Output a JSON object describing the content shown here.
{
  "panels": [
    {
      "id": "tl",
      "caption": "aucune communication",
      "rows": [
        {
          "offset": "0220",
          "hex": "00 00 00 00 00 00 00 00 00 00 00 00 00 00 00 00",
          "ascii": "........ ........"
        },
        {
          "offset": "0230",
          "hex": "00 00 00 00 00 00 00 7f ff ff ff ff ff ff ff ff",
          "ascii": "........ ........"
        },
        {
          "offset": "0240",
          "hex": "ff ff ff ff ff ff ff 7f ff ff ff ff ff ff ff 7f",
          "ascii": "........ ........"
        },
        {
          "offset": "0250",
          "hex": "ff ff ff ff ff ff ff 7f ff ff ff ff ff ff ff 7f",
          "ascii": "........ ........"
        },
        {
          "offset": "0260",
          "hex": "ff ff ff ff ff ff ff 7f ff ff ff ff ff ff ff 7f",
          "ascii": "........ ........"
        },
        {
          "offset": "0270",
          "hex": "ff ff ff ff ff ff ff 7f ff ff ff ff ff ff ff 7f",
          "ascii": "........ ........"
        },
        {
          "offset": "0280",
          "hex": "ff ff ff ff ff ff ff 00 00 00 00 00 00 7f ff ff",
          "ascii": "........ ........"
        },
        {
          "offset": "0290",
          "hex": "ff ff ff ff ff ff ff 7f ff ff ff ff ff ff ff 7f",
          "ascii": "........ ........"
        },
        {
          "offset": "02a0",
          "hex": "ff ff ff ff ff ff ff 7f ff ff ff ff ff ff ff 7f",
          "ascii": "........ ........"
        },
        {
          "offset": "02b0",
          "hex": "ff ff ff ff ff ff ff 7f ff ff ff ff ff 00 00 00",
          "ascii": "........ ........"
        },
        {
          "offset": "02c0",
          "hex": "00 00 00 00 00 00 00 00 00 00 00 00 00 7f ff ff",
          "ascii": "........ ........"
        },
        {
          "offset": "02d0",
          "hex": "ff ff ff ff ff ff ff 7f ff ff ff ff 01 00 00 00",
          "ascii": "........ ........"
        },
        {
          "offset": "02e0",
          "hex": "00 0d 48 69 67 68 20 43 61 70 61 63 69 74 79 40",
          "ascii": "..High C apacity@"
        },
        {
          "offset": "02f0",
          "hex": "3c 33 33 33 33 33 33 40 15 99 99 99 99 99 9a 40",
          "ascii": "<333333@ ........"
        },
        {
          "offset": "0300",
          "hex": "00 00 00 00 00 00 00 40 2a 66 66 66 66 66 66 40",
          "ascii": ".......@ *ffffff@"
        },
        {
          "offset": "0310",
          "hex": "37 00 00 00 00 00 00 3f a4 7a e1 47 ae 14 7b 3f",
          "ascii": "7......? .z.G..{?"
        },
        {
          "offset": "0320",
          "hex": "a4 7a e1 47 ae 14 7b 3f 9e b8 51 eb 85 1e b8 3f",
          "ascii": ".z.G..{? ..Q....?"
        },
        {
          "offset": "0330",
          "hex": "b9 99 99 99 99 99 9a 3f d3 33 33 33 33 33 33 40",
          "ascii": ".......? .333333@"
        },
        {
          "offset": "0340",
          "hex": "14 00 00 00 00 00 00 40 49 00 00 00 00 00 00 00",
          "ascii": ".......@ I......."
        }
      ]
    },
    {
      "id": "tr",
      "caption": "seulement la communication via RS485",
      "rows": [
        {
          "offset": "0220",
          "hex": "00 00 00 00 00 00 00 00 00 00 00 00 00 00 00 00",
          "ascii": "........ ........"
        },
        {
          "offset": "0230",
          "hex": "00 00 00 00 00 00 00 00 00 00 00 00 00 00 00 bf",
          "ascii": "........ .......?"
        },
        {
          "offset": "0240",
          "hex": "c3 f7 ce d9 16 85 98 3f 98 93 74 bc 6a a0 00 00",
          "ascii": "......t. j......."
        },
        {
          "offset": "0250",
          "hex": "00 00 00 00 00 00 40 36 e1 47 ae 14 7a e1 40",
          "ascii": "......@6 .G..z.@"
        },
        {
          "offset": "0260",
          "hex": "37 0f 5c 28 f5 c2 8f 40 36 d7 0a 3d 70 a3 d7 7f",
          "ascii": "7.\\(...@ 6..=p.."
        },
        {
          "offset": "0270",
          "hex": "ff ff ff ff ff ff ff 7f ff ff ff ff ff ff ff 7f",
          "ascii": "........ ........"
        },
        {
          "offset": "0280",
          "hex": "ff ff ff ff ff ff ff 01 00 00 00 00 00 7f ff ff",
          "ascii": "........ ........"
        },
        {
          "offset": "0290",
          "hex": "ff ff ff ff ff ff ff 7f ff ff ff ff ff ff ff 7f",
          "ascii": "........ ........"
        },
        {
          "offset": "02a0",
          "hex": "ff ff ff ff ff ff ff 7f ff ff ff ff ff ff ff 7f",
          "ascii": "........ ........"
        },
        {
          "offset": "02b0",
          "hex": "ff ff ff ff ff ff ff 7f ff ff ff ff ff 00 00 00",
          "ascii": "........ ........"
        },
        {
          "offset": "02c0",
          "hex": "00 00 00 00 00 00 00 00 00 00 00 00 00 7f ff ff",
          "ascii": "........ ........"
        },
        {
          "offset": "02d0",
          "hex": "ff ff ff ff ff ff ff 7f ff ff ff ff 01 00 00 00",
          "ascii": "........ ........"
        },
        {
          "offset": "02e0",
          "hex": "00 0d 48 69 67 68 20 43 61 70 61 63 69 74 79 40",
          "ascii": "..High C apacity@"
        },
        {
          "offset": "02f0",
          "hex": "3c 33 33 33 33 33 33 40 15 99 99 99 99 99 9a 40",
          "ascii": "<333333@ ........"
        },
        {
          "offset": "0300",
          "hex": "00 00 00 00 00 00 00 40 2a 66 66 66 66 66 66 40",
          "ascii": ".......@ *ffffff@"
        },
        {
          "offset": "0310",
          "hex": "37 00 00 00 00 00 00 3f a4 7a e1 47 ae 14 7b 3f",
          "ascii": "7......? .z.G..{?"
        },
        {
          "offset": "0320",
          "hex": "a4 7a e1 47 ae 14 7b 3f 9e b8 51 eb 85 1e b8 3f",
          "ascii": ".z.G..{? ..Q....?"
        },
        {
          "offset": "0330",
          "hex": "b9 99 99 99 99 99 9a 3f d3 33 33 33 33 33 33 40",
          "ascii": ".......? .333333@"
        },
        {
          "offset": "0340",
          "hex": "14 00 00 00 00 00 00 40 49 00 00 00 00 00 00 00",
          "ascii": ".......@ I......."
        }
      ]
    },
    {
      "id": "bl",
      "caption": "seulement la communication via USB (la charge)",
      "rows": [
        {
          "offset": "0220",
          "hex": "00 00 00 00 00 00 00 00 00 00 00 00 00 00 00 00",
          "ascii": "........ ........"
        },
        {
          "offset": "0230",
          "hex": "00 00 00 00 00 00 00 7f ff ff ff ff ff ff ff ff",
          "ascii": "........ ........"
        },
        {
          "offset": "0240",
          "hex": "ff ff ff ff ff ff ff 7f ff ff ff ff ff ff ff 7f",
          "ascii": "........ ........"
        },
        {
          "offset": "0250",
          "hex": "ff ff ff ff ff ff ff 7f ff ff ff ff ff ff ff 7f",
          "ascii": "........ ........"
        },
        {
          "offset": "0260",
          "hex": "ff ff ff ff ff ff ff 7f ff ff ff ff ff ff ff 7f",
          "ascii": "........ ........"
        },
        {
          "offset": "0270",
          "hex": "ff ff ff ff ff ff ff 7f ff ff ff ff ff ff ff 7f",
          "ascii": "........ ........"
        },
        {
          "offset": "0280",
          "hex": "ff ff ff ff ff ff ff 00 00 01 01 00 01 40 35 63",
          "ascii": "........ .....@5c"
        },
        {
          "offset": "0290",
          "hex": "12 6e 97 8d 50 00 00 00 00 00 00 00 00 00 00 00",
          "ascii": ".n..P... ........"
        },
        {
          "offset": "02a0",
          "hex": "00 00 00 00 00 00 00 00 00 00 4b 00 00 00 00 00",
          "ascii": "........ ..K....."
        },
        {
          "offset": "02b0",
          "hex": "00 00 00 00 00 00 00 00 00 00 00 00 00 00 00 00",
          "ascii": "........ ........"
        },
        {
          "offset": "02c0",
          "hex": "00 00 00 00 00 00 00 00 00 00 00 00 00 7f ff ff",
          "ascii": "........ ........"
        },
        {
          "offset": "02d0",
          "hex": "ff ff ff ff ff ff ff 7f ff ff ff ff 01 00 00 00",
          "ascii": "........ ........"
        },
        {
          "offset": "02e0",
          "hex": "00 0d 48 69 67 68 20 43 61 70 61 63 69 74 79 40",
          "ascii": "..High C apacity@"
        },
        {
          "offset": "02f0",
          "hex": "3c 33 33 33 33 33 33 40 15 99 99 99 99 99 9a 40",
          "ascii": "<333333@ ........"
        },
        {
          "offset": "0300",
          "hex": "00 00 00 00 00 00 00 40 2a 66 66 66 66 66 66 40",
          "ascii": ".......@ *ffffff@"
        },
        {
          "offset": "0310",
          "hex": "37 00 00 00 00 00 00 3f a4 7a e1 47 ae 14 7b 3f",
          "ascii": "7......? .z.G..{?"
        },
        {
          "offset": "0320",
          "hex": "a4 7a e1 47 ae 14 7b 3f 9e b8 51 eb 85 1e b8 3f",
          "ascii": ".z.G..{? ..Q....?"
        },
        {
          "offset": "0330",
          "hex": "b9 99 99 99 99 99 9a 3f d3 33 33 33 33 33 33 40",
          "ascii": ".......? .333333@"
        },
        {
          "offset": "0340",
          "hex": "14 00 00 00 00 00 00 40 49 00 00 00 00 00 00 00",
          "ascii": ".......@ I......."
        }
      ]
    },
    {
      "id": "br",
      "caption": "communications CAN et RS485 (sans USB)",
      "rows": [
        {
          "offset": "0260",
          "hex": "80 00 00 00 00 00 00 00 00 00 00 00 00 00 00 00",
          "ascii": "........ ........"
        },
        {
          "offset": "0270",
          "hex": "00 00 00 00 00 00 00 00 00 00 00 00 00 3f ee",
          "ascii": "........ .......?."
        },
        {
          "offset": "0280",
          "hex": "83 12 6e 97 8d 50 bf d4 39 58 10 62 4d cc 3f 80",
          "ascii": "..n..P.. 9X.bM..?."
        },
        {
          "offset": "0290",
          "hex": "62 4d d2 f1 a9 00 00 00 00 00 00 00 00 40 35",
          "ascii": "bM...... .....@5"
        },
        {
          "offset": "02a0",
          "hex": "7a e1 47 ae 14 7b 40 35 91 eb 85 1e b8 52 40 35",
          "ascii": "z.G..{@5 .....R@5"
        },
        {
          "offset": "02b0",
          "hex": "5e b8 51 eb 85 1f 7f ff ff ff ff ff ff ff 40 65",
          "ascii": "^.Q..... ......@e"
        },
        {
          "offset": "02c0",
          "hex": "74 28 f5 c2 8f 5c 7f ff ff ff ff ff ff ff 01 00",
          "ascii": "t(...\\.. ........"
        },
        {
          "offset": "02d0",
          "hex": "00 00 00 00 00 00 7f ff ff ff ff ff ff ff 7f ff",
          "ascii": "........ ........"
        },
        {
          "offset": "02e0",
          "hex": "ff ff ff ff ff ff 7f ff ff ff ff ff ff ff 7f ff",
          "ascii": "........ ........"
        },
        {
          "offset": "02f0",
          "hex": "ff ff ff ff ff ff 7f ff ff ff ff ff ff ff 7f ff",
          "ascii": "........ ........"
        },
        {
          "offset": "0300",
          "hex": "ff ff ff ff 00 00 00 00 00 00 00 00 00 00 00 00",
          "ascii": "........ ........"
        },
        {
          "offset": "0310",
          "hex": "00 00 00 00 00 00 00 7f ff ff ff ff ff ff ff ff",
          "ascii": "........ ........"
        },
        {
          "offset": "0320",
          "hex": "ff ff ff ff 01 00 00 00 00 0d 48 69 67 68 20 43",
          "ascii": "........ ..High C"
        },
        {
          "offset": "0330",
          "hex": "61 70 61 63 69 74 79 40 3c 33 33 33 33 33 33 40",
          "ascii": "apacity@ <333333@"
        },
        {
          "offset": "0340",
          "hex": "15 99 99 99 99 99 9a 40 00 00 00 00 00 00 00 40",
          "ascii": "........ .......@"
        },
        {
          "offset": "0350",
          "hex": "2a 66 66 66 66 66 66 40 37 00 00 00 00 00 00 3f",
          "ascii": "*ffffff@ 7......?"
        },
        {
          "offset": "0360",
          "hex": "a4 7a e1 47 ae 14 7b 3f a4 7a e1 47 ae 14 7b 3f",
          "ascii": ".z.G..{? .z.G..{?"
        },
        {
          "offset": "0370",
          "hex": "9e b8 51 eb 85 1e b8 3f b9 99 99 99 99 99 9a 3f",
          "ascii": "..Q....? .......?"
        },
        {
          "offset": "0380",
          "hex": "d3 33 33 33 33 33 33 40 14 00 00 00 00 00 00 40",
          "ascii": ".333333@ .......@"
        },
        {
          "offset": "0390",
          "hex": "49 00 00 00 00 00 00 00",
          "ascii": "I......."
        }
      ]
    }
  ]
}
_____
## EXERCISE OBJECTIVE
Say how many lines of the material contain the word "seulement", with no other text.

## SOLUTION TO THIS TASK
2